(Collected data)
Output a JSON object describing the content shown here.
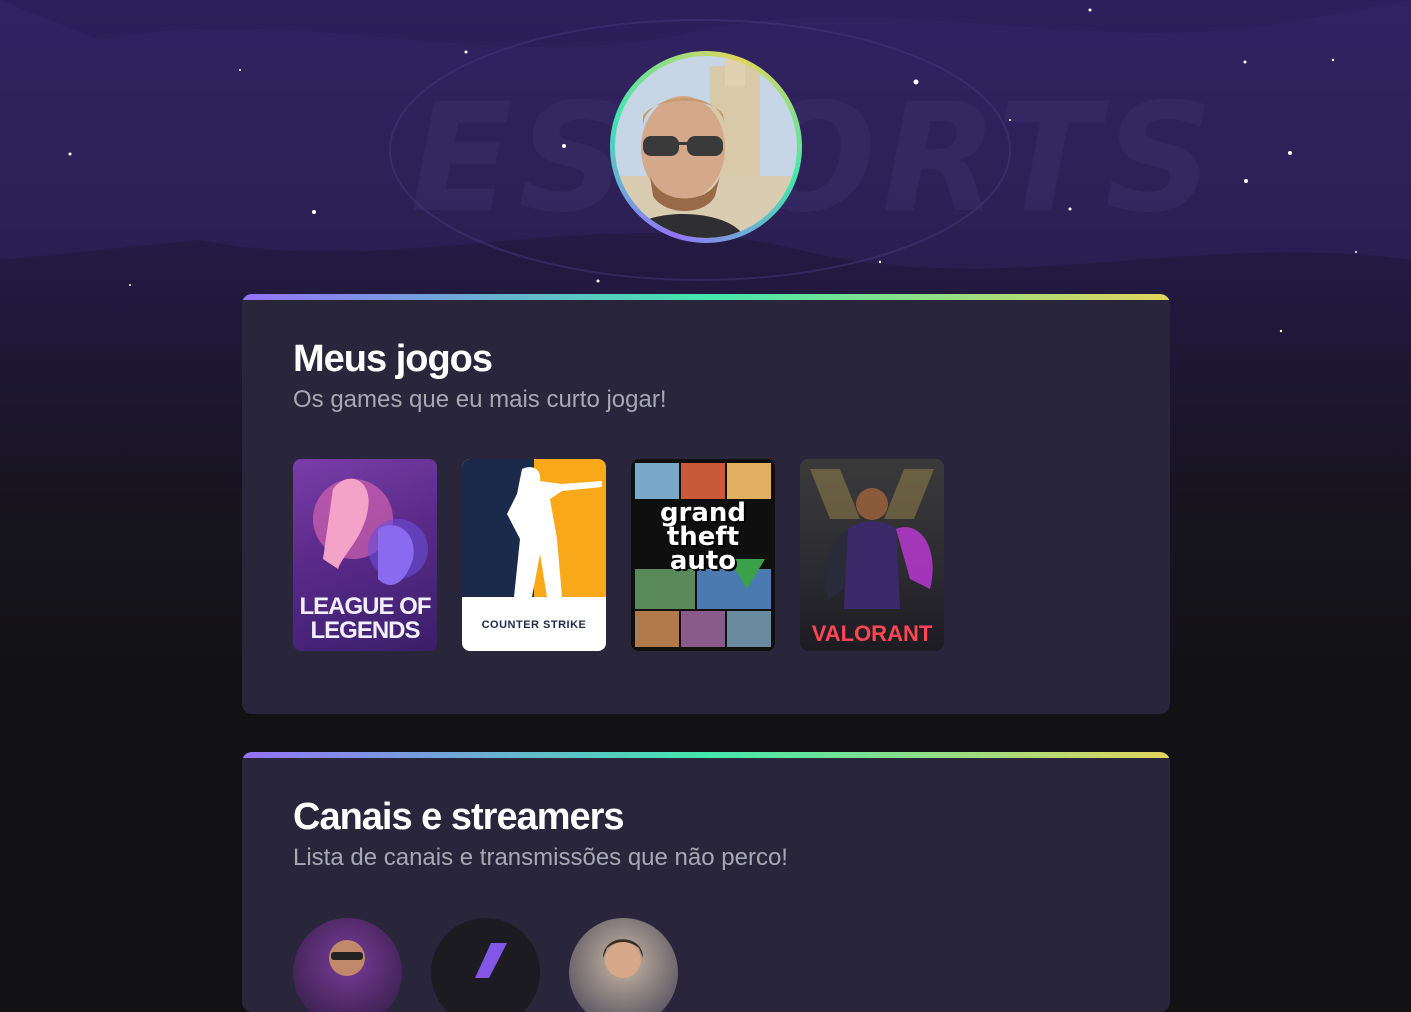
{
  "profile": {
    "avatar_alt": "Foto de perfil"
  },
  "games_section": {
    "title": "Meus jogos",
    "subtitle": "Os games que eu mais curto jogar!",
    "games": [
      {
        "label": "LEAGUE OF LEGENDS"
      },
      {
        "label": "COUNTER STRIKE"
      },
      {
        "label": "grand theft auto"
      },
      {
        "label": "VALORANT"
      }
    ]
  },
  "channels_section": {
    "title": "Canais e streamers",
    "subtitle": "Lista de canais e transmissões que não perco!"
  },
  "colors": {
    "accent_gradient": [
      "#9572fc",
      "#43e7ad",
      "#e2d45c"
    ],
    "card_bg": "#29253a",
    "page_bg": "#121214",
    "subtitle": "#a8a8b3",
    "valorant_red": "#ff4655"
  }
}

Problem details: Without the pictures, return all the records precisely as they stand.

Task output:
Output a JSON object describing the content shown here.
{
  "profile": {
    "avatar_alt": "Foto de perfil"
  },
  "games_section": {
    "title": "Meus jogos",
    "subtitle": "Os games que eu mais curto jogar!",
    "games": [
      {
        "label": "LEAGUE OF LEGENDS"
      },
      {
        "label": "COUNTER STRIKE"
      },
      {
        "label": "grand theft auto"
      },
      {
        "label": "VALORANT"
      }
    ]
  },
  "channels_section": {
    "title": "Canais e streamers",
    "subtitle": "Lista de canais e transmissões que não perco!"
  },
  "colors": {
    "accent_gradient": [
      "#9572fc",
      "#43e7ad",
      "#e2d45c"
    ],
    "card_bg": "#29253a",
    "page_bg": "#121214",
    "subtitle": "#a8a8b3",
    "valorant_red": "#ff4655"
  }
}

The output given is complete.